Search the data below for the word "postmenopausal" and copy each line that holds it.

◆ **Given records**
----

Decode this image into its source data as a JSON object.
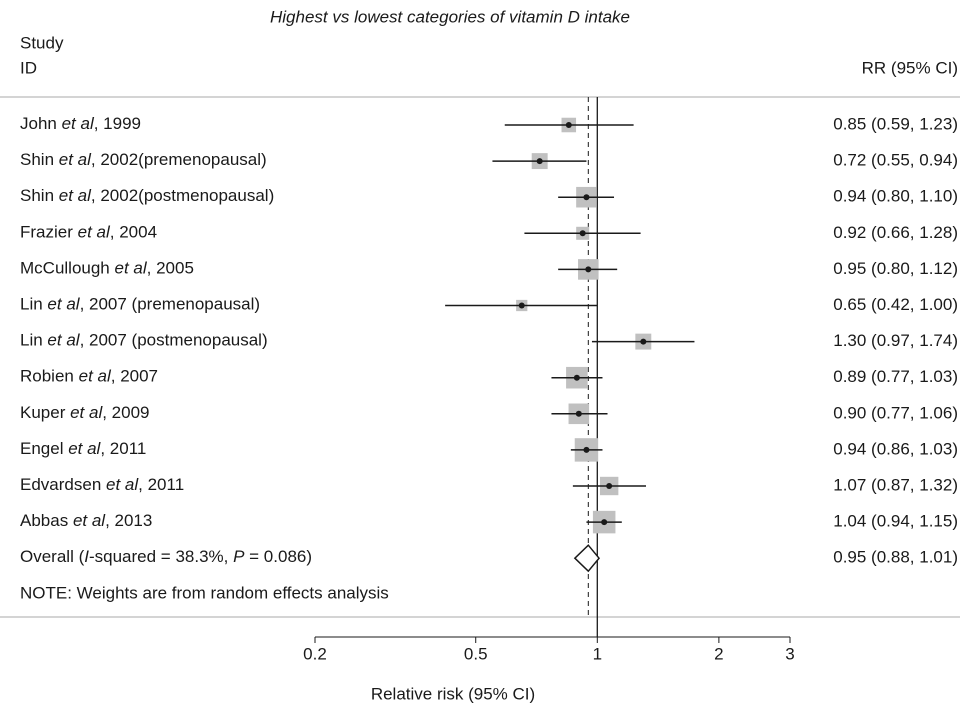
{
  "chart_data": {
    "type": "forest",
    "title": "Highest vs lowest categories of vitamin D intake",
    "header_left": [
      "Study",
      "ID"
    ],
    "header_right": "RR (95% CI)",
    "x_label": "Relative risk (95% CI)",
    "note": "NOTE: Weights are from random effects analysis",
    "log_x": true,
    "xlim": [
      0.2,
      3
    ],
    "xticks": [
      0.2,
      0.5,
      1,
      2,
      3
    ],
    "reference": 1,
    "studies": [
      [
        "John ",
        "et al",
        ", 1999"
      ],
      [
        "Shin ",
        "et al",
        ", 2002(premenopausal)"
      ],
      [
        "Shin ",
        "et al",
        ", 2002(postmenopausal)"
      ],
      [
        "Frazier ",
        "et al",
        ", 2004"
      ],
      [
        "McCullough ",
        "et al",
        ", 2005"
      ],
      [
        "Lin ",
        "et al",
        ", 2007 (premenopausal)"
      ],
      [
        "Lin ",
        "et al",
        ", 2007 (postmenopausal)"
      ],
      [
        "Robien ",
        "et al",
        ", 2007"
      ],
      [
        "Kuper ",
        "et al",
        ", 2009"
      ],
      [
        "Engel ",
        "et al",
        ", 2011"
      ],
      [
        "Edvardsen ",
        "et al",
        ", 2011"
      ],
      [
        "Abbas ",
        "et al",
        ", 2013"
      ]
    ],
    "values": [
      0.85,
      0.72,
      0.94,
      0.92,
      0.95,
      0.65,
      1.3,
      0.89,
      0.9,
      0.94,
      1.07,
      1.04
    ],
    "lower": [
      0.59,
      0.55,
      0.8,
      0.66,
      0.8,
      0.42,
      0.97,
      0.77,
      0.77,
      0.86,
      0.87,
      0.94
    ],
    "upper": [
      1.23,
      0.94,
      1.1,
      1.28,
      1.12,
      1.0,
      1.74,
      1.03,
      1.06,
      1.03,
      1.32,
      1.15
    ],
    "weights": [
      5,
      6,
      10,
      4,
      10,
      3,
      6,
      11,
      10,
      13,
      8,
      12
    ],
    "value_labels": [
      "0.85 (0.59, 1.23)",
      "0.72 (0.55, 0.94)",
      "0.94 (0.80, 1.10)",
      "0.92 (0.66, 1.28)",
      "0.95 (0.80, 1.12)",
      "0.65 (0.42, 1.00)",
      "1.30 (0.97, 1.74)",
      "0.89 (0.77, 1.03)",
      "0.90 (0.77, 1.06)",
      "0.94 (0.86, 1.03)",
      "1.07 (0.87, 1.32)",
      "1.04 (0.94, 1.15)"
    ],
    "overall": {
      "label": [
        "Overall (",
        "I",
        "-squared = 38.3%, ",
        "P",
        " = 0.086)"
      ],
      "value": 0.95,
      "lower": 0.88,
      "upper": 1.01,
      "value_label": "0.95 (0.88, 1.01)"
    },
    "box_color": "#c0c0c0",
    "line_color": "#1a1a1a"
  }
}
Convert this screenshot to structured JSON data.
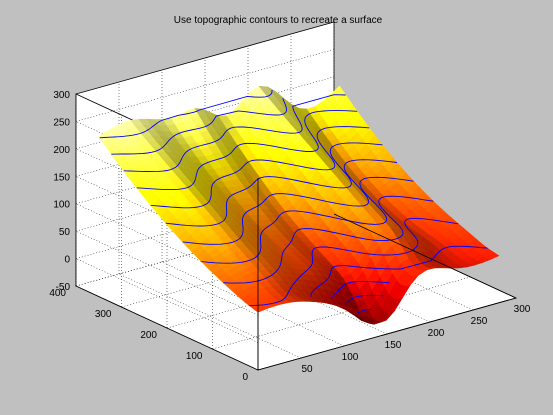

----

◆ **Exercise answer**
        ", 2002(postmenopausal)"
        ", 2007 (postmenopausal)"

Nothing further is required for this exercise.